[START OF Input for this task]
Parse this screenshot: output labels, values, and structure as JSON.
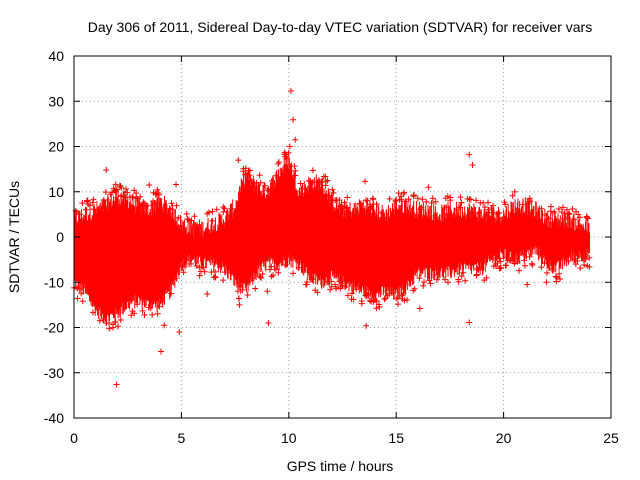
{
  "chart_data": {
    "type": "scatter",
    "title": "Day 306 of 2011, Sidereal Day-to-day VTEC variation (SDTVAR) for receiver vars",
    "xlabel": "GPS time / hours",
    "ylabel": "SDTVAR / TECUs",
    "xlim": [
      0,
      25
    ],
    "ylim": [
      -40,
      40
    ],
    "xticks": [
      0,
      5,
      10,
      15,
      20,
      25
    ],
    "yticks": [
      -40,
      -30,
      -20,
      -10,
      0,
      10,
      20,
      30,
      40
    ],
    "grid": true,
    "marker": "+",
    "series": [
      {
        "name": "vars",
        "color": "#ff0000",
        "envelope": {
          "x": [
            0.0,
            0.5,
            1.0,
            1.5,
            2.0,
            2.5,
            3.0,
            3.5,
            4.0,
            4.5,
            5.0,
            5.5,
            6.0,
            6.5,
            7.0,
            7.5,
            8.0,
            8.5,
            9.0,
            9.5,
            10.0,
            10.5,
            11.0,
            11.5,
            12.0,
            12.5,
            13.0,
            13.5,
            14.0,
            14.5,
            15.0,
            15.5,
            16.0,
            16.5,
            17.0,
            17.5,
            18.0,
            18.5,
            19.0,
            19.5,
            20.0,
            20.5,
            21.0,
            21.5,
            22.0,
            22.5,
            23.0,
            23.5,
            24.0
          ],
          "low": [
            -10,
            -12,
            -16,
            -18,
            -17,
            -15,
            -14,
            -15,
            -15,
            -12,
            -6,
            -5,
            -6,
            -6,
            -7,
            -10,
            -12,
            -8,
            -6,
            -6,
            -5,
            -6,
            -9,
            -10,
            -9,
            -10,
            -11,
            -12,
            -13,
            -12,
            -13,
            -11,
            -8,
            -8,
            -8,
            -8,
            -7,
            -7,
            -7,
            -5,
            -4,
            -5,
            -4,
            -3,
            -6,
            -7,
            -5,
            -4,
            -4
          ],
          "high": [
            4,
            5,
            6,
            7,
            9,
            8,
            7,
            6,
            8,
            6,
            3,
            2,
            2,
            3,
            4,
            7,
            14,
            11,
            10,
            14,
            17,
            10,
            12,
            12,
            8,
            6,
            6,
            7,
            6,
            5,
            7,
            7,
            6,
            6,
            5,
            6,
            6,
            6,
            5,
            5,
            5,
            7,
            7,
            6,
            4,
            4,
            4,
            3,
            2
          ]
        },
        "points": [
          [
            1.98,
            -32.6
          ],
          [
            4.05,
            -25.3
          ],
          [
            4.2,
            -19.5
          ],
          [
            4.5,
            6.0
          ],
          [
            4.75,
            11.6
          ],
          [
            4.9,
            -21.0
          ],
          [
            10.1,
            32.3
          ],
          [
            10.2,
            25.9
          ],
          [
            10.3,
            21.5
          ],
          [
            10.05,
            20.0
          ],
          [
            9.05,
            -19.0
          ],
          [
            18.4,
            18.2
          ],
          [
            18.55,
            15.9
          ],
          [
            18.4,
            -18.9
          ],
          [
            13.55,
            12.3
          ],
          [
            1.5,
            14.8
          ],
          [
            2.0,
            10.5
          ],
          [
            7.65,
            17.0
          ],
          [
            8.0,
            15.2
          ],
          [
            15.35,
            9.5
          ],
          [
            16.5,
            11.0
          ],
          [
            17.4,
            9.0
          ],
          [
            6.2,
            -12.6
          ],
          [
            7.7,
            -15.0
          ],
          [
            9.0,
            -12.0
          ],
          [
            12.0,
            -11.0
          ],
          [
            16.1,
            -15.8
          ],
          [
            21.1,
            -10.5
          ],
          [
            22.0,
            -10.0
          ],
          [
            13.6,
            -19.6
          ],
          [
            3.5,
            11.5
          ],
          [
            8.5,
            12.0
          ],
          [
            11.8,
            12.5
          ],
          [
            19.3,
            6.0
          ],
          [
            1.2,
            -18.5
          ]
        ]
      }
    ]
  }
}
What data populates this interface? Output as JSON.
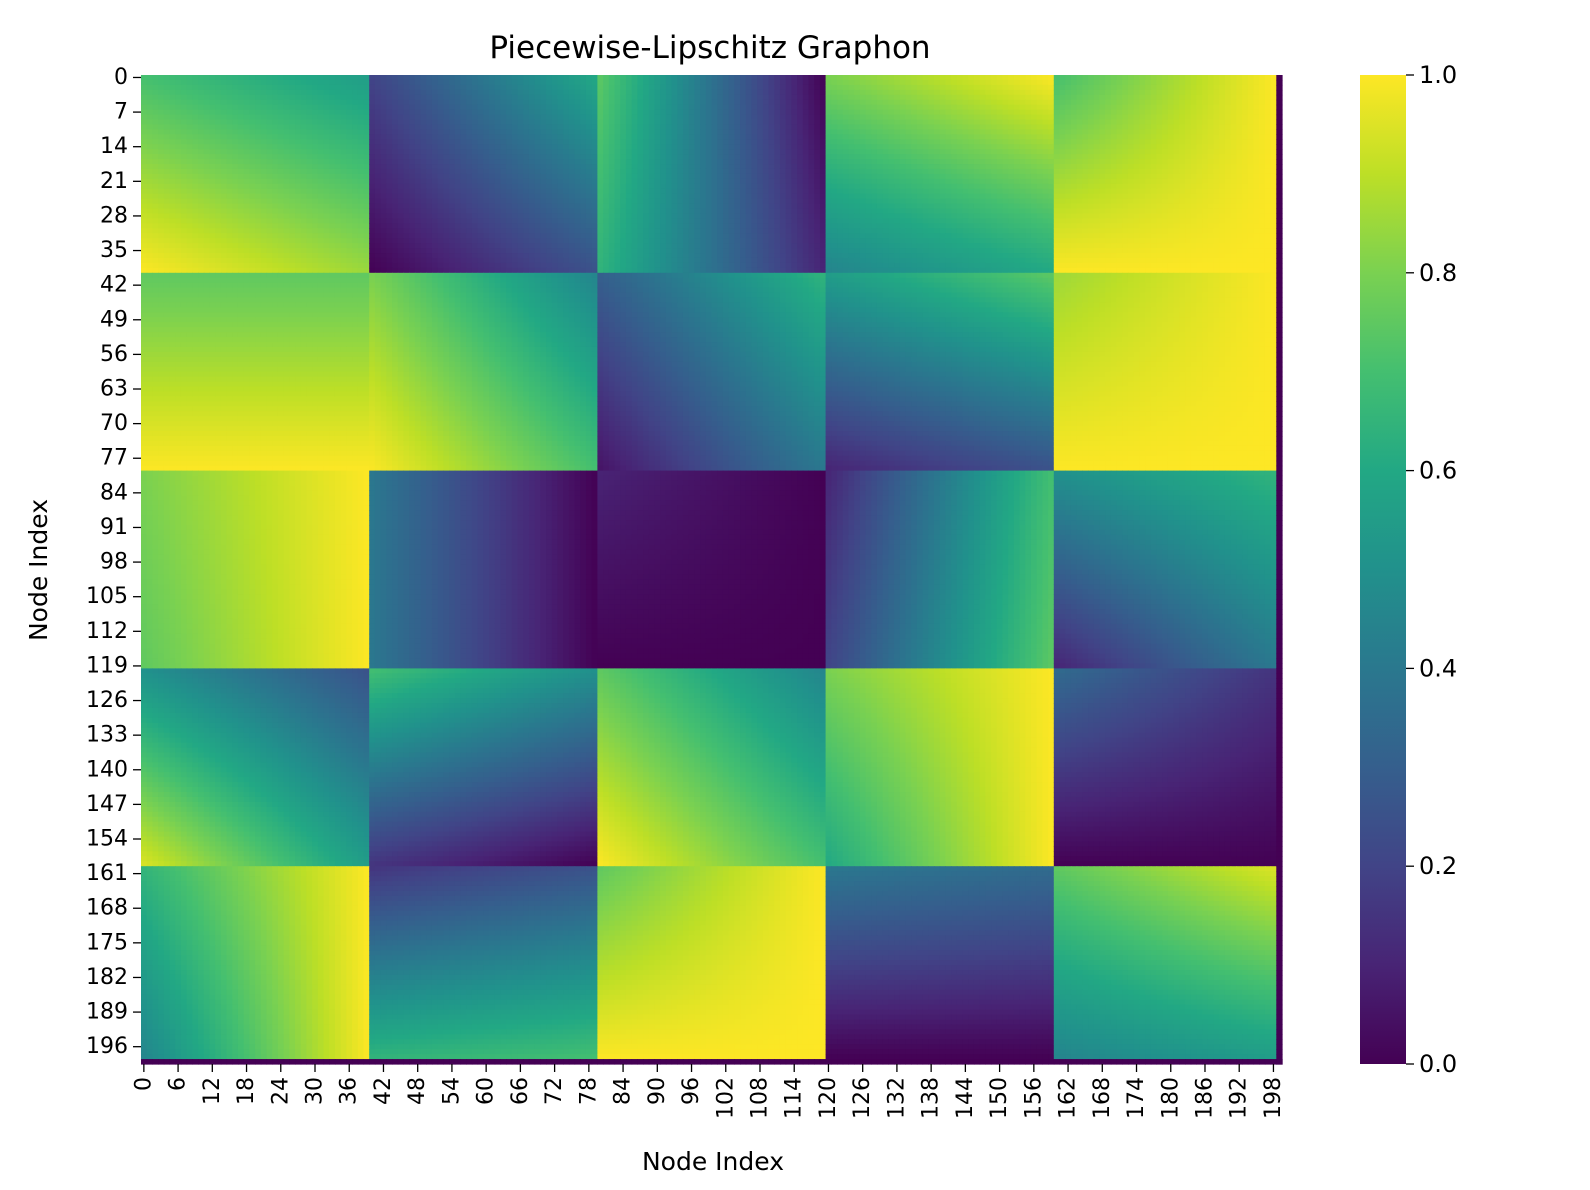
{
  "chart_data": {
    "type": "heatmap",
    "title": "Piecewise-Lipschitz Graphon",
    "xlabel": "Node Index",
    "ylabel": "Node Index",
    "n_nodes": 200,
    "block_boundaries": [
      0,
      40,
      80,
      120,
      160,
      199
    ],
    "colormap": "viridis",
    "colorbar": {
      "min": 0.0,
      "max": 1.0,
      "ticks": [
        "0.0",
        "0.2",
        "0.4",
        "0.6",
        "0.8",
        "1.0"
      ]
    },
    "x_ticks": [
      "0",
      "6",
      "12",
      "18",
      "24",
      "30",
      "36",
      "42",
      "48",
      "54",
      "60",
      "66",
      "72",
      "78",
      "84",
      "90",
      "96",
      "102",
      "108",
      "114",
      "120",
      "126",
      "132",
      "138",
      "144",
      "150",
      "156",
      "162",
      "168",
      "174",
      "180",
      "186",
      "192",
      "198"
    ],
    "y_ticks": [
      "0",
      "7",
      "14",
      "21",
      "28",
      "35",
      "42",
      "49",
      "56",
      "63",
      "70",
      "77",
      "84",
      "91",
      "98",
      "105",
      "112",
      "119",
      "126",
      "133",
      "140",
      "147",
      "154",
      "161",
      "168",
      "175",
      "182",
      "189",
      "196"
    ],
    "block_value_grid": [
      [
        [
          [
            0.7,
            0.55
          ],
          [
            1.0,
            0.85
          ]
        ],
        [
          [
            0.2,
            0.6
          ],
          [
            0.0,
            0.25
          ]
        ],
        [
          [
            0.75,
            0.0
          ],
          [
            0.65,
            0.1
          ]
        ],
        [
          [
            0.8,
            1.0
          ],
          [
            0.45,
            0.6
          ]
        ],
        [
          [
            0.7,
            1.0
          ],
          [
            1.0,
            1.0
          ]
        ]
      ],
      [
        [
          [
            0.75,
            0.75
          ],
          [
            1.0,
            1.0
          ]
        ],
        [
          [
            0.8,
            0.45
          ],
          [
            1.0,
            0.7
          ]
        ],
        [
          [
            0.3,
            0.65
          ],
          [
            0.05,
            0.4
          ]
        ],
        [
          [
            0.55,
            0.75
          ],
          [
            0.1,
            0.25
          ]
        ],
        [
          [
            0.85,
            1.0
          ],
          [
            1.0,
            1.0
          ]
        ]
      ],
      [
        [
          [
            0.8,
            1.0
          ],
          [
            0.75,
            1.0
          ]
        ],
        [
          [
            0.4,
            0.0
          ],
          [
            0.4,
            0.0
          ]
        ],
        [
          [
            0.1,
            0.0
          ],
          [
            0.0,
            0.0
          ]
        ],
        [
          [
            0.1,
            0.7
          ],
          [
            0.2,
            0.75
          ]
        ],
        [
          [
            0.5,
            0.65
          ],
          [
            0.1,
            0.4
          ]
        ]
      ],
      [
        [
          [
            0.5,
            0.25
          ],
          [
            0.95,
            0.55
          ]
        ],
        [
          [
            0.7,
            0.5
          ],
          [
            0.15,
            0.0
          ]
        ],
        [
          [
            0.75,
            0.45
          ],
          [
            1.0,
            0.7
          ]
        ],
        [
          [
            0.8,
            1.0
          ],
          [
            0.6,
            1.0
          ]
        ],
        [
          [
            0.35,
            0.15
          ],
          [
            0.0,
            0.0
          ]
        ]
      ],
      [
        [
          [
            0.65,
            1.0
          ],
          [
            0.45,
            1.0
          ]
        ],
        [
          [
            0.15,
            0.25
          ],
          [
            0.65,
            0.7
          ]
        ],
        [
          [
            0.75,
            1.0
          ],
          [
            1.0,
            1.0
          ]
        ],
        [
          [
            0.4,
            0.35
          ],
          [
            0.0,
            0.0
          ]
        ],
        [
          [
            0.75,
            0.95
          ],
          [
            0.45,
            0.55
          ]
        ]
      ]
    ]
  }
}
[END OF Input for this task]
## Request
Copy out every line of the data that includes "Index".

## Response to the exercise
    "xlabel": "Node Index",
    "ylabel": "Node Index",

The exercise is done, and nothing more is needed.